● **Saved entries**
##############################
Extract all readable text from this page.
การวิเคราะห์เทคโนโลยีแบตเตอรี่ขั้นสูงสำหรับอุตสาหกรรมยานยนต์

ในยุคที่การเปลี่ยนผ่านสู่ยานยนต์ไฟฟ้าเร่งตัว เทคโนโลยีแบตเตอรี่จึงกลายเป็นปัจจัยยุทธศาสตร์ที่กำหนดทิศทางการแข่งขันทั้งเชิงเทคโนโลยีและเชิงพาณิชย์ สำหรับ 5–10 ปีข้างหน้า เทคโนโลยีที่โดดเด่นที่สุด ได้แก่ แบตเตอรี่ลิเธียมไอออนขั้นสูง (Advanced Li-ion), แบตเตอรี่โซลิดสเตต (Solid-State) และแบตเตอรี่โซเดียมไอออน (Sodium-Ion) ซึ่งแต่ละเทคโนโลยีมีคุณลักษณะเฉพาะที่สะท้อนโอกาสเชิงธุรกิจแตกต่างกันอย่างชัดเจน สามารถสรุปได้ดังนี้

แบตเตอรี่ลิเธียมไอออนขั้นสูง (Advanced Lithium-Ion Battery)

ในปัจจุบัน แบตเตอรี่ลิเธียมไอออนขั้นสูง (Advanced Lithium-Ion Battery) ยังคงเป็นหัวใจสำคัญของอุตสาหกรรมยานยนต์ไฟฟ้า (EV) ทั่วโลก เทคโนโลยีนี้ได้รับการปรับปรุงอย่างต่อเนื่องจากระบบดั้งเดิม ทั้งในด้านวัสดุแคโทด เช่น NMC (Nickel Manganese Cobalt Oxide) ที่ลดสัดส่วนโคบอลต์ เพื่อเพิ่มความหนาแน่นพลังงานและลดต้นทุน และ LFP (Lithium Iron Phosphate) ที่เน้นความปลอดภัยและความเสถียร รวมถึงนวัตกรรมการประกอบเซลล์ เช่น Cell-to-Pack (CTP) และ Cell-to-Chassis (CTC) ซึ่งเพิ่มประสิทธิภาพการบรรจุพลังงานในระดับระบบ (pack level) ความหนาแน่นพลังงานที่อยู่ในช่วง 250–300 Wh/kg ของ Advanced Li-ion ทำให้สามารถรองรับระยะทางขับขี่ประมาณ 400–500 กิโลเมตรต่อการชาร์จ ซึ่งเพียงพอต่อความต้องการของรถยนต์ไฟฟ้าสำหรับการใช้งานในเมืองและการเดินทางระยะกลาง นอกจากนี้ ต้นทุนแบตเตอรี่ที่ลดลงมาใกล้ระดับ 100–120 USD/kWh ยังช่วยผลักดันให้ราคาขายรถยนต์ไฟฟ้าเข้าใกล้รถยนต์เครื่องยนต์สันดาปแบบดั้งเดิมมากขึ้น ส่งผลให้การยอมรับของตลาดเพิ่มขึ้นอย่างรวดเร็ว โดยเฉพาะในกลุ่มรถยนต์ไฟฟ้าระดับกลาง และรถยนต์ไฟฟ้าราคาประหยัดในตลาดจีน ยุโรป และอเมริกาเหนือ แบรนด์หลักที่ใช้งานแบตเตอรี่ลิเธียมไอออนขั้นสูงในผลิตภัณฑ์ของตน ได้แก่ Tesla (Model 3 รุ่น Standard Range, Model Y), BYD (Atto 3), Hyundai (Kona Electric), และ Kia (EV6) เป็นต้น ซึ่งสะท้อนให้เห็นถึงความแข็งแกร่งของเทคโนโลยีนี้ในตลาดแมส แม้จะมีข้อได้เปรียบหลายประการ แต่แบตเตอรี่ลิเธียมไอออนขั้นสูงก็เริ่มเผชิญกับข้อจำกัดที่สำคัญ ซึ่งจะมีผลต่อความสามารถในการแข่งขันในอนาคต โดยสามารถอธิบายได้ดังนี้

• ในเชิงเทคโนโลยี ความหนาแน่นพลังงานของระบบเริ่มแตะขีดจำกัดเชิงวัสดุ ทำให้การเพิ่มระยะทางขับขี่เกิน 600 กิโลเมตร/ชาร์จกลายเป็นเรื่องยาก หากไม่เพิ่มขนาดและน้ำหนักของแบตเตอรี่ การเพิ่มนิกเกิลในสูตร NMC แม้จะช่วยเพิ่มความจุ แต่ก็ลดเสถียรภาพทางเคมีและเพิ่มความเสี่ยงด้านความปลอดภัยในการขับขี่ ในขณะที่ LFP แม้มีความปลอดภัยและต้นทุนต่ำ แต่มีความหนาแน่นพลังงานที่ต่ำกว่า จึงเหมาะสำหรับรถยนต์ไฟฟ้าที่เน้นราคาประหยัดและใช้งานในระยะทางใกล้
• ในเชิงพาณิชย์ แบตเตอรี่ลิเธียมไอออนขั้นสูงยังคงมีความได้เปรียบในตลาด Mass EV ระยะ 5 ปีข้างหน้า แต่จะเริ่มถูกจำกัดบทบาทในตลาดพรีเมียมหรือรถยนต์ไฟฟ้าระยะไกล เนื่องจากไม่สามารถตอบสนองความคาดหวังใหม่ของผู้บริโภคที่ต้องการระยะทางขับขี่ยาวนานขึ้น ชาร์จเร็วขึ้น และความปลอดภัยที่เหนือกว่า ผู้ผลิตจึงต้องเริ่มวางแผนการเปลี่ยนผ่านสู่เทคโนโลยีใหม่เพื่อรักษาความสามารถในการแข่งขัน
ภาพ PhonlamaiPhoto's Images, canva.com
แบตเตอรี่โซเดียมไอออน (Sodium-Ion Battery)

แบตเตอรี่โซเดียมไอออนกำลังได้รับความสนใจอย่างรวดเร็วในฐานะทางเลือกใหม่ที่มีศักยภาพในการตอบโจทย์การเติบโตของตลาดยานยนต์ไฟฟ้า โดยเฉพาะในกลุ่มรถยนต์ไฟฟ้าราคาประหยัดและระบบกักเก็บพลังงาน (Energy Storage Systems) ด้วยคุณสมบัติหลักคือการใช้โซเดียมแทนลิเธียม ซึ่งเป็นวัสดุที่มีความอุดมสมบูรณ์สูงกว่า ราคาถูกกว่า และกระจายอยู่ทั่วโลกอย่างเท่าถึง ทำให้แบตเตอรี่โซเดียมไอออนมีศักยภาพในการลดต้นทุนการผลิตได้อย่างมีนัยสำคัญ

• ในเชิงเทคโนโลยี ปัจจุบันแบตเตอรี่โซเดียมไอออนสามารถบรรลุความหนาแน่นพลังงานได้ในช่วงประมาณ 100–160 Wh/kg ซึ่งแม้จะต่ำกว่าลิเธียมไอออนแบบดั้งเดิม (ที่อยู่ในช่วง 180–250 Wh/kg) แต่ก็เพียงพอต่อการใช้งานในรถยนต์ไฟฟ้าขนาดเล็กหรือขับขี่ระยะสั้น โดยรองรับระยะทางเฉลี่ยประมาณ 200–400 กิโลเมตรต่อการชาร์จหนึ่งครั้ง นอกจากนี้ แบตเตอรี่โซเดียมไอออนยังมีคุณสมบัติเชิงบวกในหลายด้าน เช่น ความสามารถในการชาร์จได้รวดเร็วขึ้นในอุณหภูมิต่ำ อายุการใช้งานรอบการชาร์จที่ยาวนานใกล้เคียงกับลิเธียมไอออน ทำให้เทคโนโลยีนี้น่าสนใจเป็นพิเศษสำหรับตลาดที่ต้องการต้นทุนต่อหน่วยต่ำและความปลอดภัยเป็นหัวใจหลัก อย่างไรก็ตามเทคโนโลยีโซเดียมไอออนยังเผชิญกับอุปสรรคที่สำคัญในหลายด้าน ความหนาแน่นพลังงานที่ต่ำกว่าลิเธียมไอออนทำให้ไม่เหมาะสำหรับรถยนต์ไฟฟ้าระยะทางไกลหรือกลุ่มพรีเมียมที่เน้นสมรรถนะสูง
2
##############################
● **Problem details**
What is the number of lines in this material that hold the string "งพาณ"? Answer with that number only.

● **Correct output**
2